───── Records for this task ─────

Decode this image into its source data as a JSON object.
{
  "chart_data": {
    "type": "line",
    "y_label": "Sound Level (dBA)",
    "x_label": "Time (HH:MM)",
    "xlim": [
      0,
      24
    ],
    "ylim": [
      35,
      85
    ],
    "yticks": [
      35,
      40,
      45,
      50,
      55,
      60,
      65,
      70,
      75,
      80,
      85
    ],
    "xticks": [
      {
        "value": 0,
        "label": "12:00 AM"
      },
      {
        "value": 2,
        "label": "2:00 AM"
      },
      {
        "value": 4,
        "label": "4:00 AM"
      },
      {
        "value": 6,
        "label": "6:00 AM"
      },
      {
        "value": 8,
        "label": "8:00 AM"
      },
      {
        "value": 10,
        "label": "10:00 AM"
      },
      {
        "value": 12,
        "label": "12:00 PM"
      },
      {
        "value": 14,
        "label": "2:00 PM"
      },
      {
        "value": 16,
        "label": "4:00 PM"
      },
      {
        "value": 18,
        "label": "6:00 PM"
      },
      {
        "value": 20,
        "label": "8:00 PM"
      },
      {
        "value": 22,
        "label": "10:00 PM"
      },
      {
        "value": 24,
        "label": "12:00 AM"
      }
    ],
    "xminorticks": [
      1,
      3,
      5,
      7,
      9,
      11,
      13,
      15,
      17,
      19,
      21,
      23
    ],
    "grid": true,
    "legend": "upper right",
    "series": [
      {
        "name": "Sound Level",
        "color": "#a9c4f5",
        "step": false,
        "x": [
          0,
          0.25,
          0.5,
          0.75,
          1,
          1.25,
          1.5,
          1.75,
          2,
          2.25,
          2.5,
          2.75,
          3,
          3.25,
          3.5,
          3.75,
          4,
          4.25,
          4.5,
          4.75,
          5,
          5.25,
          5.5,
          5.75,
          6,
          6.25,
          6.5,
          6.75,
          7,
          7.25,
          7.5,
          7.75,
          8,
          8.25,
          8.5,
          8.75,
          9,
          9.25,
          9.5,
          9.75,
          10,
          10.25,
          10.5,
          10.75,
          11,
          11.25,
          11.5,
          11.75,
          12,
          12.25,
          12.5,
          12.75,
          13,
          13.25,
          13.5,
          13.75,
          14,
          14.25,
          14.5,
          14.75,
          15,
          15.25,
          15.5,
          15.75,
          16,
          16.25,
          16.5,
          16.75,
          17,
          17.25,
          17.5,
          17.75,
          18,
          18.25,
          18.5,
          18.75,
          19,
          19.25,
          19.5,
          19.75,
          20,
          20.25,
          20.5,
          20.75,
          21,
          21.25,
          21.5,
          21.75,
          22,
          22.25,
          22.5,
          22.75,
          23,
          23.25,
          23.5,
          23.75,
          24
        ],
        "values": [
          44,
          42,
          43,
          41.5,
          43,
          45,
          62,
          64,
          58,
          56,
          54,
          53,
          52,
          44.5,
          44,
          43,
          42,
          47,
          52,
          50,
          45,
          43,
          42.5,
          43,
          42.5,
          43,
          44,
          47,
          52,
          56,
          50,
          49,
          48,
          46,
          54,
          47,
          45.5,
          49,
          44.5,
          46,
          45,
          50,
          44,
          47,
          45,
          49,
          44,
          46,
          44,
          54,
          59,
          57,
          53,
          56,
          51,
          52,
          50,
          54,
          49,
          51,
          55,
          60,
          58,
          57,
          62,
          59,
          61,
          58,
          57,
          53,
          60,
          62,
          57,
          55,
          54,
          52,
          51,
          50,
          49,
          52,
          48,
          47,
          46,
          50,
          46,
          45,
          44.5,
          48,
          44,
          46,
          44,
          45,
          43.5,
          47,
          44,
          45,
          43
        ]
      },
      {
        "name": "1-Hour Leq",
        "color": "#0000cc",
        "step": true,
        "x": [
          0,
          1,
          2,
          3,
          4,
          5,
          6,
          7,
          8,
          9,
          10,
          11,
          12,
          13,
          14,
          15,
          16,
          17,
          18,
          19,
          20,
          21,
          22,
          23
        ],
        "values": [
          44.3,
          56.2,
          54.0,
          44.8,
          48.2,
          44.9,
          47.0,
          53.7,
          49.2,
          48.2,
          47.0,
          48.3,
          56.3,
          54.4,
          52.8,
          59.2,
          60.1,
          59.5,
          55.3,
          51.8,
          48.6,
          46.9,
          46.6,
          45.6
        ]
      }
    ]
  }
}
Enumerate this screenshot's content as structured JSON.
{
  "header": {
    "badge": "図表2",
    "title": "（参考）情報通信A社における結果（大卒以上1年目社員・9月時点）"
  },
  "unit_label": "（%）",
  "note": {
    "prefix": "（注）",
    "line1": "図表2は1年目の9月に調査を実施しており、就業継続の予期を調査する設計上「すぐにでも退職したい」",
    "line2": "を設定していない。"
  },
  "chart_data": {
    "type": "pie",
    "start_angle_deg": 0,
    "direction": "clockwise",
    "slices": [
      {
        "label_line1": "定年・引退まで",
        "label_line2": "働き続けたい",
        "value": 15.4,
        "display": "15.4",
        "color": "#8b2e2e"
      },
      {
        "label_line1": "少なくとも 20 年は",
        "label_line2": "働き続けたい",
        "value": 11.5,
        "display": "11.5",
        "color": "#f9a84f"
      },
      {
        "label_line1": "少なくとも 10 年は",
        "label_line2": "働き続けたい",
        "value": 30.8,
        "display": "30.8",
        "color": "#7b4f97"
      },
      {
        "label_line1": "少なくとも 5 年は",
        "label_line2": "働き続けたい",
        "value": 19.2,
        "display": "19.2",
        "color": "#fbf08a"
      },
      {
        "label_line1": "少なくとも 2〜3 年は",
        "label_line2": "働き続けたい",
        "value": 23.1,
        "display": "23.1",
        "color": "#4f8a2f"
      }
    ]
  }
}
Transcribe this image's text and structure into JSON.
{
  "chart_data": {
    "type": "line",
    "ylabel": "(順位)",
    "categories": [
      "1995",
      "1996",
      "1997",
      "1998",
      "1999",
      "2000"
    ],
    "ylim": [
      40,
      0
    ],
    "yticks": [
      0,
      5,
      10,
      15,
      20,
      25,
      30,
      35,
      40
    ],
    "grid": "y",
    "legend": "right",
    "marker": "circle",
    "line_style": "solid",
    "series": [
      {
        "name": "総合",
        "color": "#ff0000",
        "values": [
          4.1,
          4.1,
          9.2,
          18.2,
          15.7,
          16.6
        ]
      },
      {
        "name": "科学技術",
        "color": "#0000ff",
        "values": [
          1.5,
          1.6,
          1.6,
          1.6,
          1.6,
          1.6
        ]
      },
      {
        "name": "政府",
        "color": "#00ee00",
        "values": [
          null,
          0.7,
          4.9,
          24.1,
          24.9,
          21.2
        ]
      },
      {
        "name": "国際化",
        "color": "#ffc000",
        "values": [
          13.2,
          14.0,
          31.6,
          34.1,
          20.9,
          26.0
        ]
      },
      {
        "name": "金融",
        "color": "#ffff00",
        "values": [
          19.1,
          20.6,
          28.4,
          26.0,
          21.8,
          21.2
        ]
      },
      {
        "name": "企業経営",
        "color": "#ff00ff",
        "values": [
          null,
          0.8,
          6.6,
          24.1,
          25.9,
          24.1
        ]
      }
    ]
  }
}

─────

## Aim
Pick out the lines containing the string "JSON" and show them.

## Answer
Decode this image into its source data as a JSON object.
Enumerate this screenshot's content as structured JSON.
Transcribe this image's text and structure into JSON.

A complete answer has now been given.